Dataset items
** START **

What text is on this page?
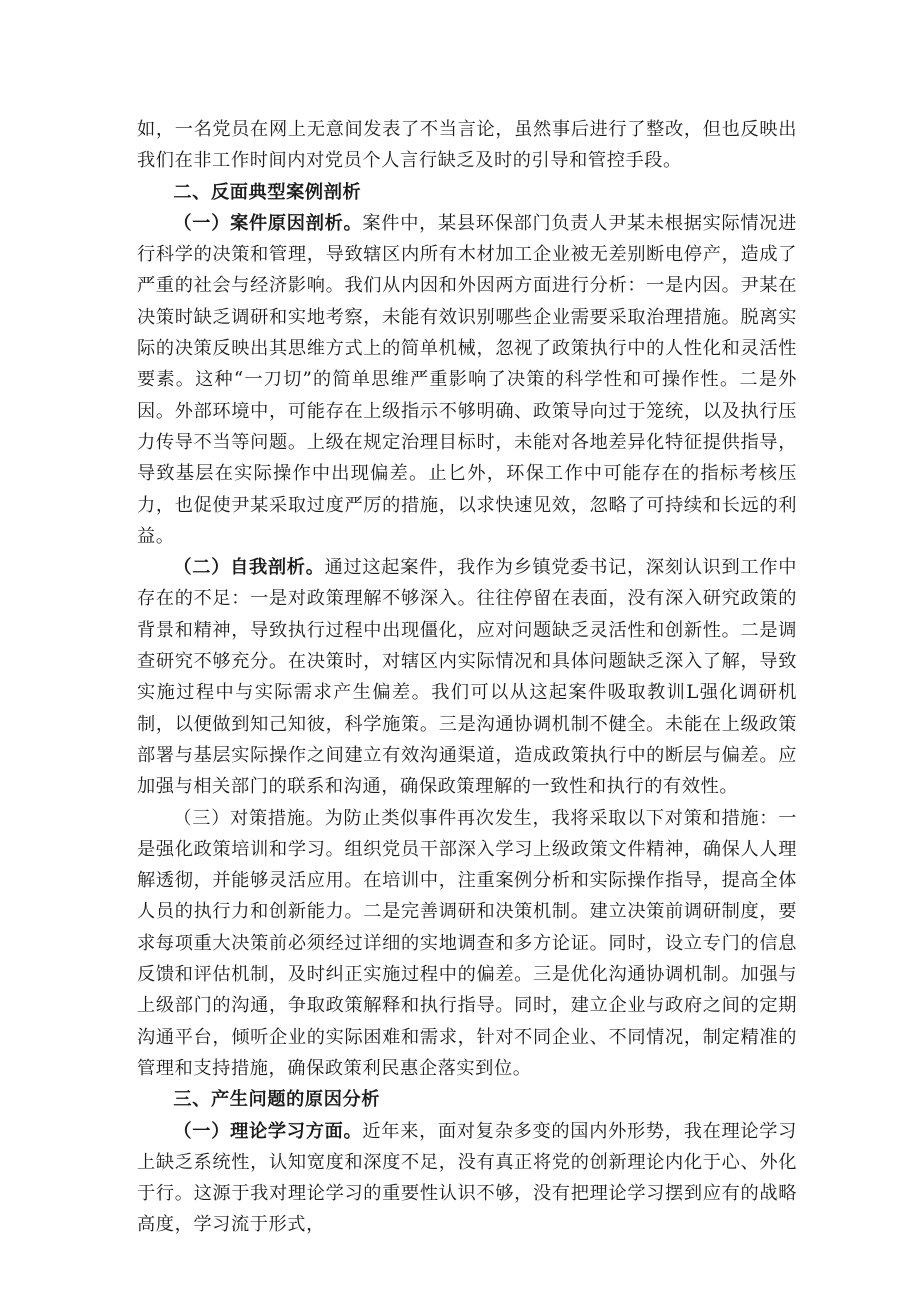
如，一名党员在网上无意间发表了不当言论，虽然事后进行了整改，但也反映出我们在非工作时间内对党员个人言行缺乏及时的引导和管控手段。

二、反面典型案例剖析

（一）案件原因剖析。案件中，某县环保部门负责人尹某未根据实际情况进行科学的决策和管理，导致辖区内所有木材加工企业被无差别断电停产，造成了严重的社会与经济影响。我们从内因和外因两方面进行分析：一是内因。尹某在决策时缺乏调研和实地考察，未能有效识别哪些企业需要采取治理措施。脱离实际的决策反映出其思维方式上的简单机械，忽视了政策执行中的人性化和灵活性要素。这种“一刀切”的简单思维严重影响了决策的科学性和可操作性。二是外因。外部环境中，可能存在上级指示不够明确、政策导向过于笼统，以及执行压力传导不当等问题。上级在规定治理目标时，未能对各地差异化特征提供指导，导致基层在实际操作中出现偏差。止匕外，环保工作中可能存在的指标考核压力，也促使尹某采取过度严厉的措施，以求快速见效，忽略了可持续和长远的利益。

（二）自我剖析。通过这起案件，我作为乡镇党委书记，深刻认识到工作中存在的不足：一是对政策理解不够深入。往往停留在表面，没有深入研究政策的背景和精神，导致执行过程中出现僵化，应对问题缺乏灵活性和创新性。二是调查研究不够充分。在决策时，对辖区内实际情况和具体问题缺乏深入了解，导致实施过程中与实际需求产生偏差。我们可以从这起案件吸取教训L强化调研机制，以便做到知己知彼，科学施策。三是沟通协调机制不健全。未能在上级政策部署与基层实际操作之间建立有效沟通渠道，造成政策执行中的断层与偏差。应加强与相关部门的联系和沟通，确保政策理解的一致性和执行的有效性。

（三）对策措施。为防止类似事件再次发生，我将采取以下对策和措施：一是强化政策培训和学习。组织党员干部深入学习上级政策文件精神，确保人人理解透彻，并能够灵活应用。在培训中，注重案例分析和实际操作指导，提高全体人员的执行力和创新能力。二是完善调研和决策机制。建立决策前调研制度，要求每项重大决策前必须经过详细的实地调查和多方论证。同时，设立专门的信息反馈和评估机制，及时纠正实施过程中的偏差。三是优化沟通协调机制。加强与上级部门的沟通，争取政策解释和执行指导。同时，建立企业与政府之间的定期沟通平台，倾听企业的实际困难和需求，针对不同企业、不同情况，制定精准的管理和支持措施，确保政策利民惠企落实到位。

三、产生问题的原因分析

（一）理论学习方面。近年来，面对复杂多变的国内外形势，我在理论学习上缺乏系统性，认知宽度和深度不足，没有真正将党的创新理论内化于心、外化于行。这源于我对理论学习的重要性认识不够，没有把理论学习摆到应有的战略高度，学习流于形式，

** END **

**WHAT TO WORK ON**
Give all the lines above again, character for character, without pictures.

**WRITTEN ANSWER**
What text is on this page?
如，一名党员在网上无意间发表了不当言论，虽然事后进行了整改，但也反映出我们在非工作时间内对党员个人言行缺乏及时的引导和管控手段。

二、反面典型案例剖析

（一）案件原因剖析。案件中，某县环保部门负责人尹某未根据实际情况进行科学的决策和管理，导致辖区内所有木材加工企业被无差别断电停产，造成了严重的社会与经济影响。我们从内因和外因两方面进行分析：一是内因。尹某在决策时缺乏调研和实地考察，未能有效识别哪些企业需要采取治理措施。脱离实际的决策反映出其思维方式上的简单机械，忽视了政策执行中的人性化和灵活性要素。这种“一刀切”的简单思维严重影响了决策的科学性和可操作性。二是外因。外部环境中，可能存在上级指示不够明确、政策导向过于笼统，以及执行压力传导不当等问题。上级在规定治理目标时，未能对各地差异化特征提供指导，导致基层在实际操作中出现偏差。止匕外，环保工作中可能存在的指标考核压力，也促使尹某采取过度严厉的措施，以求快速见效，忽略了可持续和长远的利益。

（二）自我剖析。通过这起案件，我作为乡镇党委书记，深刻认识到工作中存在的不足：一是对政策理解不够深入。往往停留在表面，没有深入研究政策的背景和精神，导致执行过程中出现僵化，应对问题缺乏灵活性和创新性。二是调查研究不够充分。在决策时，对辖区内实际情况和具体问题缺乏深入了解，导致实施过程中与实际需求产生偏差。我们可以从这起案件吸取教训L强化调研机制，以便做到知己知彼，科学施策。三是沟通协调机制不健全。未能在上级政策部署与基层实际操作之间建立有效沟通渠道，造成政策执行中的断层与偏差。应加强与相关部门的联系和沟通，确保政策理解的一致性和执行的有效性。

（三）对策措施。为防止类似事件再次发生，我将采取以下对策和措施：一是强化政策培训和学习。组织党员干部深入学习上级政策文件精神，确保人人理解透彻，并能够灵活应用。在培训中，注重案例分析和实际操作指导，提高全体人员的执行力和创新能力。二是完善调研和决策机制。建立决策前调研制度，要求每项重大决策前必须经过详细的实地调查和多方论证。同时，设立专门的信息反馈和评估机制，及时纠正实施过程中的偏差。三是优化沟通协调机制。加强与上级部门的沟通，争取政策解释和执行指导。同时，建立企业与政府之间的定期沟通平台，倾听企业的实际困难和需求，针对不同企业、不同情况，制定精准的管理和支持措施，确保政策利民惠企落实到位。

三、产生问题的原因分析

（一）理论学习方面。近年来，面对复杂多变的国内外形势，我在理论学习上缺乏系统性，认知宽度和深度不足，没有真正将党的创新理论内化于心、外化于行。这源于我对理论学习的重要性认识不够，没有把理论学习摆到应有的战略高度，学习流于形式，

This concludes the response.